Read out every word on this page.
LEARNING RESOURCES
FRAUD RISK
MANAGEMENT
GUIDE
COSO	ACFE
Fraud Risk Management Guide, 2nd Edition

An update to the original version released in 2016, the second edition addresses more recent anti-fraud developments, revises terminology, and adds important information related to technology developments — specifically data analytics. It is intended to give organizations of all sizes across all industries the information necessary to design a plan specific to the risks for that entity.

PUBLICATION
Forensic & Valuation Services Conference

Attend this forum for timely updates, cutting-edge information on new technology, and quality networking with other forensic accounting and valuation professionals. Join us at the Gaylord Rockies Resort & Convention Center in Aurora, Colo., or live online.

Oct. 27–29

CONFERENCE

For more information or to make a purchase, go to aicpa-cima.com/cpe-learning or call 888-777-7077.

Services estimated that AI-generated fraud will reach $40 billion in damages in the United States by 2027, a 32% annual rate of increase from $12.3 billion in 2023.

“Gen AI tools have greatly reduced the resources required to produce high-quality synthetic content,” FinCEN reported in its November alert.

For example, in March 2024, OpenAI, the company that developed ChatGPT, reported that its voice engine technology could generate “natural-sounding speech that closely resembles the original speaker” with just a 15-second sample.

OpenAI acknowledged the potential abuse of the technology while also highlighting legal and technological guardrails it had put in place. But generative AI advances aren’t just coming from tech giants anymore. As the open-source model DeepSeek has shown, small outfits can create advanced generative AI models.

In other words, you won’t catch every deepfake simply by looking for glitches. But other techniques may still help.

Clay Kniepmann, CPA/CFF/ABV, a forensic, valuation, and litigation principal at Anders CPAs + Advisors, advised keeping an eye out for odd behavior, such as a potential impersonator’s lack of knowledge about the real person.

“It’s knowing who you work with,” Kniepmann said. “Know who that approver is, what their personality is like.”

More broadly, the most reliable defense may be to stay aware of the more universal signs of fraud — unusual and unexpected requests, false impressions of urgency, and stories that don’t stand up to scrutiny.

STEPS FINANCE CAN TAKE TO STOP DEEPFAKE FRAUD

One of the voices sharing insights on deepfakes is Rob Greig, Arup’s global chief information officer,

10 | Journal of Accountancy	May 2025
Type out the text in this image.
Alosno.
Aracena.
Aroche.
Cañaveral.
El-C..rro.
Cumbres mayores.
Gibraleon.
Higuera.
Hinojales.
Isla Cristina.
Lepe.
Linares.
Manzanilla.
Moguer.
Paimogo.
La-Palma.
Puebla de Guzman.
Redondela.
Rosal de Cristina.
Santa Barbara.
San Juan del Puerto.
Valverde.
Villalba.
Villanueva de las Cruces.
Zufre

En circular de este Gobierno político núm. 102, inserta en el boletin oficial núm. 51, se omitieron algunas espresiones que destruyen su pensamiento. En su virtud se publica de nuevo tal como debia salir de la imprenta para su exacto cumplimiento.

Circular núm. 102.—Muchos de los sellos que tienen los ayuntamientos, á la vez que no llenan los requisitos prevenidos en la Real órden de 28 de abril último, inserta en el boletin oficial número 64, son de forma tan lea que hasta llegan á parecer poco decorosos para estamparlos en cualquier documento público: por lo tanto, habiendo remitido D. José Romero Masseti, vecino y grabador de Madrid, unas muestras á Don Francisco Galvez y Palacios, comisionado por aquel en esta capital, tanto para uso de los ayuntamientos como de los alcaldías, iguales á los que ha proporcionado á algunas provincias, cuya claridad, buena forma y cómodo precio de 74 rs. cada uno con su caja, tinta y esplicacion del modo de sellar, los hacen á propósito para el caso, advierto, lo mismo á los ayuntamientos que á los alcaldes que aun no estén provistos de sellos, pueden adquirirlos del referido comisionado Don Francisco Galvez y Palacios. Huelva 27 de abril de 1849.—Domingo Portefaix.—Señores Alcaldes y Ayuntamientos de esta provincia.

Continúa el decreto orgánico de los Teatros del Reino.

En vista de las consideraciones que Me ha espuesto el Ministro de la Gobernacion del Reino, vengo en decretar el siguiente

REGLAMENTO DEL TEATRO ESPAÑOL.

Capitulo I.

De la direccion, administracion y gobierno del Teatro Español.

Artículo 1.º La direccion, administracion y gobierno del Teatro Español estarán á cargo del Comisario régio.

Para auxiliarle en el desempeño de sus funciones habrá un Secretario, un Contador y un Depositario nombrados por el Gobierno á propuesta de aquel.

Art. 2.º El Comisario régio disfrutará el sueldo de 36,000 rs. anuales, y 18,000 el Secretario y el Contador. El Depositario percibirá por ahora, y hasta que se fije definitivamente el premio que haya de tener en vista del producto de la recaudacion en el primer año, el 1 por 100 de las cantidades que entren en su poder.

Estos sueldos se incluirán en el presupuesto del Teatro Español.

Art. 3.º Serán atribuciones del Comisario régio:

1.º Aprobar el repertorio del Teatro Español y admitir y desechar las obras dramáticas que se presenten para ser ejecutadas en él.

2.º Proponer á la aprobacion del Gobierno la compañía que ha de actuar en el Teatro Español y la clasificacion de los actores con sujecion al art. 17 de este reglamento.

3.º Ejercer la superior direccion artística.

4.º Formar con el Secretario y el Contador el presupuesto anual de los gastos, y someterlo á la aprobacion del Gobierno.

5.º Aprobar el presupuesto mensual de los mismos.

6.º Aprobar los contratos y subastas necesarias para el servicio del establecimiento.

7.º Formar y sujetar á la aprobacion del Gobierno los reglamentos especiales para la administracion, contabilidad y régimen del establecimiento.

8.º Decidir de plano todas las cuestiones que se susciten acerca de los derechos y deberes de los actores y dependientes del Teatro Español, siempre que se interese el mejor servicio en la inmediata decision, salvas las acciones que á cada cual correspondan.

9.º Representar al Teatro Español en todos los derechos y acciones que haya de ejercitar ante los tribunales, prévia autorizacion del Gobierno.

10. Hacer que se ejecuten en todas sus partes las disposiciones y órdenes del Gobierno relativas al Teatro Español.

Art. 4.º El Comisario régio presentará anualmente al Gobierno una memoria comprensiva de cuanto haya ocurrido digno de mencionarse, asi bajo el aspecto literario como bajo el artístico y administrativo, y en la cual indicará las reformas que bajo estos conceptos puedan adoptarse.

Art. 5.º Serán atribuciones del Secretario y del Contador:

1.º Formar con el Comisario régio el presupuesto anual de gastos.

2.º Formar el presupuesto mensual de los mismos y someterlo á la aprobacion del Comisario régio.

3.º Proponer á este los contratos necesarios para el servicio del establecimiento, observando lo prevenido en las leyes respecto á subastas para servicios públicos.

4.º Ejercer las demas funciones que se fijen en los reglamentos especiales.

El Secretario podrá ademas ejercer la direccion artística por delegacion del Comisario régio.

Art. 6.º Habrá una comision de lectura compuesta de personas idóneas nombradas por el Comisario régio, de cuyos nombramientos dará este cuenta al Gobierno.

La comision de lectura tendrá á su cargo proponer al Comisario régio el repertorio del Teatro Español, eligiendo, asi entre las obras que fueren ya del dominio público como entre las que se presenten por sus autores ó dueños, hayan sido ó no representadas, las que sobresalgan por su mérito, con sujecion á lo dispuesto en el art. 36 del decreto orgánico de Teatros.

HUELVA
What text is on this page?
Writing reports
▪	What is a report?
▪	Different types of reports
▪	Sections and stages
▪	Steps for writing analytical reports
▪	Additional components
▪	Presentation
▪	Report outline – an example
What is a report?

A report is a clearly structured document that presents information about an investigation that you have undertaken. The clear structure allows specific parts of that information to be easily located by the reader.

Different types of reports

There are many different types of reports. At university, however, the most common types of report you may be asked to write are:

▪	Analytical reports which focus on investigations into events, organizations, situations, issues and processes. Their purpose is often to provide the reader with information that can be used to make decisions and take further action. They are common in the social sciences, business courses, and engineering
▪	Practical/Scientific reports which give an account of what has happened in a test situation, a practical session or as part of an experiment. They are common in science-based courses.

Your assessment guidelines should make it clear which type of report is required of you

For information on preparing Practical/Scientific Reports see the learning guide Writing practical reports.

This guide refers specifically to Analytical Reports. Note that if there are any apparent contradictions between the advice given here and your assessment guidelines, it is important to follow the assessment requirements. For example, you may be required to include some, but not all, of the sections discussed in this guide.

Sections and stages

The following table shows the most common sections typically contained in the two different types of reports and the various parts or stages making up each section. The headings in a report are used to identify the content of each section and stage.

> **Short task**
Copy out each line in the preceding records that contains "which".

> **Full answer**
▪	Analytical reports which focus on investigations into events, organizations, situations, issues and processes. Their purpose is often to provide the reader with information that can be used to make decisions and take further action. They are common in the social sciences, business courses, and engineering
▪	Practical/Scientific reports which give an account of what has happened in a test situation, a practical session or as part of an experiment. They are common in science-based courses.
Your assessment guidelines should make it clear which type of report is required of you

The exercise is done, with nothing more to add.